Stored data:
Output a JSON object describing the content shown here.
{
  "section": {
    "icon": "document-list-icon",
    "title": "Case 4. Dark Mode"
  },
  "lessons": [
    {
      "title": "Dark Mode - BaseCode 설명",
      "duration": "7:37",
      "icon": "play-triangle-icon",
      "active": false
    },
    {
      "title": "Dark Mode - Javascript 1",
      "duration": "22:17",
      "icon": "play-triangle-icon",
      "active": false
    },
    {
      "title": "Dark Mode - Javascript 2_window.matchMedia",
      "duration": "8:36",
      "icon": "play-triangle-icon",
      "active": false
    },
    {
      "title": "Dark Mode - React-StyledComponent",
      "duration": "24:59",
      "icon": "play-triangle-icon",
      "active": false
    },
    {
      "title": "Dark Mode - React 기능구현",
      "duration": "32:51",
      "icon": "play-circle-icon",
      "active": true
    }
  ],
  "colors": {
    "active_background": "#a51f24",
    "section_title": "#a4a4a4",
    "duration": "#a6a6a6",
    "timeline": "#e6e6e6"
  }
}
--
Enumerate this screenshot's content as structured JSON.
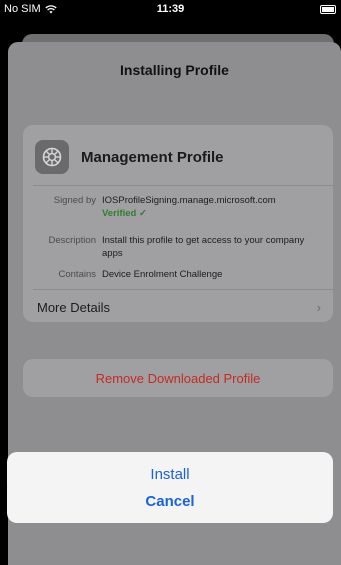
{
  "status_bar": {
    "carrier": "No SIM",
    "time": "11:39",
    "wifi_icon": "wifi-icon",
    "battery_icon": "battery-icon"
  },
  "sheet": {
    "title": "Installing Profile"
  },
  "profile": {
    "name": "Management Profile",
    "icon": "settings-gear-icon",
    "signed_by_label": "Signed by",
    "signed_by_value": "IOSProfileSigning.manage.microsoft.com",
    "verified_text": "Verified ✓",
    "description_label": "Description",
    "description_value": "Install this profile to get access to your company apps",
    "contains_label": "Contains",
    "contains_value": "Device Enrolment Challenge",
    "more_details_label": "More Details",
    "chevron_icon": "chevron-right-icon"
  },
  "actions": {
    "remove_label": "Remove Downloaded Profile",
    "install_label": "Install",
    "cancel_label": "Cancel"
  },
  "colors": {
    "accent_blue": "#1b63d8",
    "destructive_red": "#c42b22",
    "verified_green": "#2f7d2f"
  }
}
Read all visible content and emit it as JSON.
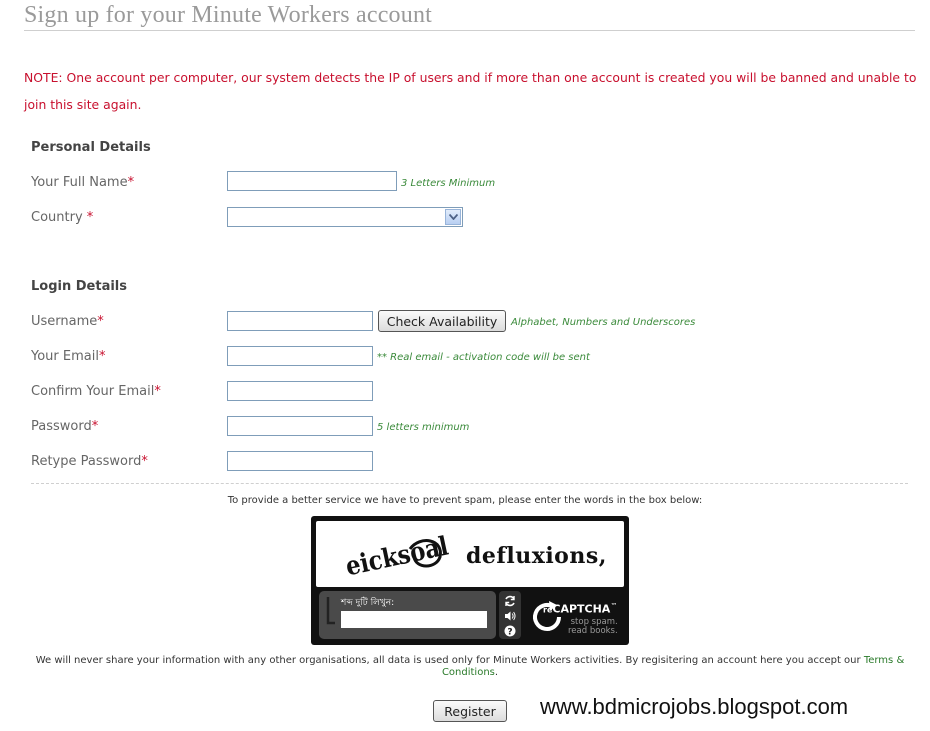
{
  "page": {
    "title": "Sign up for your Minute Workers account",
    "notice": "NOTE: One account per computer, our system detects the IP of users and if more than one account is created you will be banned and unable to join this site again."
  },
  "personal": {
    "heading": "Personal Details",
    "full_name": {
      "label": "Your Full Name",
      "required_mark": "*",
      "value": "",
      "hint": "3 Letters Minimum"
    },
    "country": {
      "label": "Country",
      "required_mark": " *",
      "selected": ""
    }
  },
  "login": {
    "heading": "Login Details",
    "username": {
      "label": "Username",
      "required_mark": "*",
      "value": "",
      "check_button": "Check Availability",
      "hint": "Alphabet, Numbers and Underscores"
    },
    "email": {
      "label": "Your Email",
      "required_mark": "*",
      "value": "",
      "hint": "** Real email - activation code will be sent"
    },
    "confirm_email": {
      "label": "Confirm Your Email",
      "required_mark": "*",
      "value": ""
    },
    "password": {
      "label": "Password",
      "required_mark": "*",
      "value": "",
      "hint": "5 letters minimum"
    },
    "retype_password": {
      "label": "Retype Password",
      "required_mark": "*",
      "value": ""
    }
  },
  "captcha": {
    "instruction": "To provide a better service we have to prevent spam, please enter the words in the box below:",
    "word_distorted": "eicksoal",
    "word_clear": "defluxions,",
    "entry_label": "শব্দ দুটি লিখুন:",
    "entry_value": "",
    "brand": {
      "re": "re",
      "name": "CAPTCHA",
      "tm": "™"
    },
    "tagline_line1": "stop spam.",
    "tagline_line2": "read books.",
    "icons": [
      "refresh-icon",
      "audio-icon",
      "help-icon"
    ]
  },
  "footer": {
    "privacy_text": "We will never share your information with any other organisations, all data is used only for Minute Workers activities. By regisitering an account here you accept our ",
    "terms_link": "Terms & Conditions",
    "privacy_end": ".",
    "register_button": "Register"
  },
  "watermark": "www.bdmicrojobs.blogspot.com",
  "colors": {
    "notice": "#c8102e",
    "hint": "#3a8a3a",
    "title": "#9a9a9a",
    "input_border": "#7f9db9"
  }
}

Task statement: Find the lines containing "duration" and list every one of them.

Answer to the task:
      "duration": "7:37",
      "duration": "22:17",
      "duration": "8:36",
      "duration": "24:59",
      "duration": "32:51",
    "duration": "#a6a6a6",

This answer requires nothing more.